-- Begin Information provided --

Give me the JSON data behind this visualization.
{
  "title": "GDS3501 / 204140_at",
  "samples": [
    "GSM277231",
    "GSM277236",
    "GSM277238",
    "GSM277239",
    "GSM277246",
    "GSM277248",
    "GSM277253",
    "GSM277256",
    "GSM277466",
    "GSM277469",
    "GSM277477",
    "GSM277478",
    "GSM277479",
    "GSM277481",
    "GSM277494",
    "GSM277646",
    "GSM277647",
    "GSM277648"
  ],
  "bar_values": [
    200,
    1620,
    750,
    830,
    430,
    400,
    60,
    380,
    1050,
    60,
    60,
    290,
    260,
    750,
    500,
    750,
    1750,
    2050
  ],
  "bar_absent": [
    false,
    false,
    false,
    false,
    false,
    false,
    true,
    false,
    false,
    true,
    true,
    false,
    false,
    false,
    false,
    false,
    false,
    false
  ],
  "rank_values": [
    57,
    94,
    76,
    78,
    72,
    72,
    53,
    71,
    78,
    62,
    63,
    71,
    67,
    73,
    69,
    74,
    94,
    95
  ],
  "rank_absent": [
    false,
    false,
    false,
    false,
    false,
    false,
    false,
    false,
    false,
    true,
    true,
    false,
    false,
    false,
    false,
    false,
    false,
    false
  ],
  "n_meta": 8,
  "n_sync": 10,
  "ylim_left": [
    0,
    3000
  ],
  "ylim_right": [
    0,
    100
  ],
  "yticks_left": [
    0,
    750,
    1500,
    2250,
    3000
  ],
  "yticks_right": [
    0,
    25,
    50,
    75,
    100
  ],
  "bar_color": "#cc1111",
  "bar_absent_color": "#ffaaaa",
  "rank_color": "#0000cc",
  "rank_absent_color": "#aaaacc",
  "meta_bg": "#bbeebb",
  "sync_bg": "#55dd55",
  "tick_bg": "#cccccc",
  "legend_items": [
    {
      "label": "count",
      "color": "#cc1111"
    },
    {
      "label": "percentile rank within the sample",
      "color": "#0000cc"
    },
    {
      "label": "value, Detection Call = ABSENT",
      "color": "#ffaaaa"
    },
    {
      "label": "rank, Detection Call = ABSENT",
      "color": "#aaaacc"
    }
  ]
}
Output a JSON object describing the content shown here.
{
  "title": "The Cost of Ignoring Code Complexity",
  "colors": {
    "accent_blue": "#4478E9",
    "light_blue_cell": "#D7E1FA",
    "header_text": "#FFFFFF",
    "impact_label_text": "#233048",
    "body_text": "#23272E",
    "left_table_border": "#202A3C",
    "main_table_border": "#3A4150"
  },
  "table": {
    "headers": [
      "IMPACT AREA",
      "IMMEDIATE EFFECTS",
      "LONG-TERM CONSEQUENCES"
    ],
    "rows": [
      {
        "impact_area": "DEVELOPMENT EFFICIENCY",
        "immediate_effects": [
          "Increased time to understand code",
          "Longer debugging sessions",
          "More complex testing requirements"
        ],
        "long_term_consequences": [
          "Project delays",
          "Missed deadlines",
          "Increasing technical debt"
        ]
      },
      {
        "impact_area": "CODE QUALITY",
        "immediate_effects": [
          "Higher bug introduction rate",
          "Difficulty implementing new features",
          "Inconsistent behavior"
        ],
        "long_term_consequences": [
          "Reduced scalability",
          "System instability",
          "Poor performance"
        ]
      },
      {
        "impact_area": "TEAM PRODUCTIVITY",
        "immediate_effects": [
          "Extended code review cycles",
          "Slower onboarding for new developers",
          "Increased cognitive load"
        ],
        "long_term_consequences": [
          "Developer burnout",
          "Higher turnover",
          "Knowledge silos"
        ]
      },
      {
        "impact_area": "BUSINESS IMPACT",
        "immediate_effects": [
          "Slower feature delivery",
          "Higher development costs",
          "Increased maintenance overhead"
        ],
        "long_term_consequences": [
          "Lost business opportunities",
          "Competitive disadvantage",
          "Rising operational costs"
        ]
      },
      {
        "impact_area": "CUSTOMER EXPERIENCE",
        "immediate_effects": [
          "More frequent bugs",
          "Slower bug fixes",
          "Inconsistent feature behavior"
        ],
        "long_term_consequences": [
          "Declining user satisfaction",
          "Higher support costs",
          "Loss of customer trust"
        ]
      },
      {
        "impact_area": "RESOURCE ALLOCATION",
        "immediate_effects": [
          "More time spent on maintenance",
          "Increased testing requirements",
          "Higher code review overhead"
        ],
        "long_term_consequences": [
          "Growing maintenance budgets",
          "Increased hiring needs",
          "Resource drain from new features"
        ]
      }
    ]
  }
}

-- End Information provided --

### [What the exercise asks]
Every record should be repeated exactly; please leave none out.

### [Answer to the exercise]
Give me the JSON data behind this visualization.
{
  "title": "GDS3501 / 204140_at",
  "samples": [
    "GSM277231",
    "GSM277236",
    "GSM277238",
    "GSM277239",
    "GSM277246",
    "GSM277248",
    "GSM277253",
    "GSM277256",
    "GSM277466",
    "GSM277469",
    "GSM277477",
    "GSM277478",
    "GSM277479",
    "GSM277481",
    "GSM277494",
    "GSM277646",
    "GSM277647",
    "GSM277648"
  ],
  "bar_values": [
    200,
    1620,
    750,
    830,
    430,
    400,
    60,
    380,
    1050,
    60,
    60,
    290,
    260,
    750,
    500,
    750,
    1750,
    2050
  ],
  "bar_absent": [
    false,
    false,
    false,
    false,
    false,
    false,
    true,
    false,
    false,
    true,
    true,
    false,
    false,
    false,
    false,
    false,
    false,
    false
  ],
  "rank_values": [
    57,
    94,
    76,
    78,
    72,
    72,
    53,
    71,
    78,
    62,
    63,
    71,
    67,
    73,
    69,
    74,
    94,
    95
  ],
  "rank_absent": [
    false,
    false,
    false,
    false,
    false,
    false,
    false,
    false,
    false,
    true,
    true,
    false,
    false,
    false,
    false,
    false,
    false,
    false
  ],
  "n_meta": 8,
  "n_sync": 10,
  "ylim_left": [
    0,
    3000
  ],
  "ylim_right": [
    0,
    100
  ],
  "yticks_left": [
    0,
    750,
    1500,
    2250,
    3000
  ],
  "yticks_right": [
    0,
    25,
    50,
    75,
    100
  ],
  "bar_color": "#cc1111",
  "bar_absent_color": "#ffaaaa",
  "rank_color": "#0000cc",
  "rank_absent_color": "#aaaacc",
  "meta_bg": "#bbeebb",
  "sync_bg": "#55dd55",
  "tick_bg": "#cccccc",
  "legend_items": [
    {
      "label": "count",
      "color": "#cc1111"
    },
    {
      "label": "percentile rank within the sample",
      "color": "#0000cc"
    },
    {
      "label": "value, Detection Call = ABSENT",
      "color": "#ffaaaa"
    },
    {
      "label": "rank, Detection Call = ABSENT",
      "color": "#aaaacc"
    }
  ]
}
Output a JSON object describing the content shown here.
{
  "title": "The Cost of Ignoring Code Complexity",
  "colors": {
    "accent_blue": "#4478E9",
    "light_blue_cell": "#D7E1FA",
    "header_text": "#FFFFFF",
    "impact_label_text": "#233048",
    "body_text": "#23272E",
    "left_table_border": "#202A3C",
    "main_table_border": "#3A4150"
  },
  "table": {
    "headers": [
      "IMPACT AREA",
      "IMMEDIATE EFFECTS",
      "LONG-TERM CONSEQUENCES"
    ],
    "rows": [
      {
        "impact_area": "DEVELOPMENT EFFICIENCY",
        "immediate_effects": [
          "Increased time to understand code",
          "Longer debugging sessions",
          "More complex testing requirements"
        ],
        "long_term_consequences": [
          "Project delays",
          "Missed deadlines",
          "Increasing technical debt"
        ]
      },
      {
        "impact_area": "CODE QUALITY",
        "immediate_effects": [
          "Higher bug introduction rate",
          "Difficulty implementing new features",
          "Inconsistent behavior"
        ],
        "long_term_consequences": [
          "Reduced scalability",
          "System instability",
          "Poor performance"
        ]
      },
      {
        "impact_area": "TEAM PRODUCTIVITY",
        "immediate_effects": [
          "Extended code review cycles",
          "Slower onboarding for new developers",
          "Increased cognitive load"
        ],
        "long_term_consequences": [
          "Developer burnout",
          "Higher turnover",
          "Knowledge silos"
        ]
      },
      {
        "impact_area": "BUSINESS IMPACT",
        "immediate_effects": [
          "Slower feature delivery",
          "Higher development costs",
          "Increased maintenance overhead"
        ],
        "long_term_consequences": [
          "Lost business opportunities",
          "Competitive disadvantage",
          "Rising operational costs"
        ]
      },
      {
        "impact_area": "CUSTOMER EXPERIENCE",
        "immediate_effects": [
          "More frequent bugs",
          "Slower bug fixes",
          "Inconsistent feature behavior"
        ],
        "long_term_consequences": [
          "Declining user satisfaction",
          "Higher support costs",
          "Loss of customer trust"
        ]
      },
      {
        "impact_area": "RESOURCE ALLOCATION",
        "immediate_effects": [
          "More time spent on maintenance",
          "Increased testing requirements",
          "Higher code review overhead"
        ],
        "long_term_consequences": [
          "Growing maintenance budgets",
          "Increased hiring needs",
          "Resource drain from new features"
        ]
      }
    ]
  }
}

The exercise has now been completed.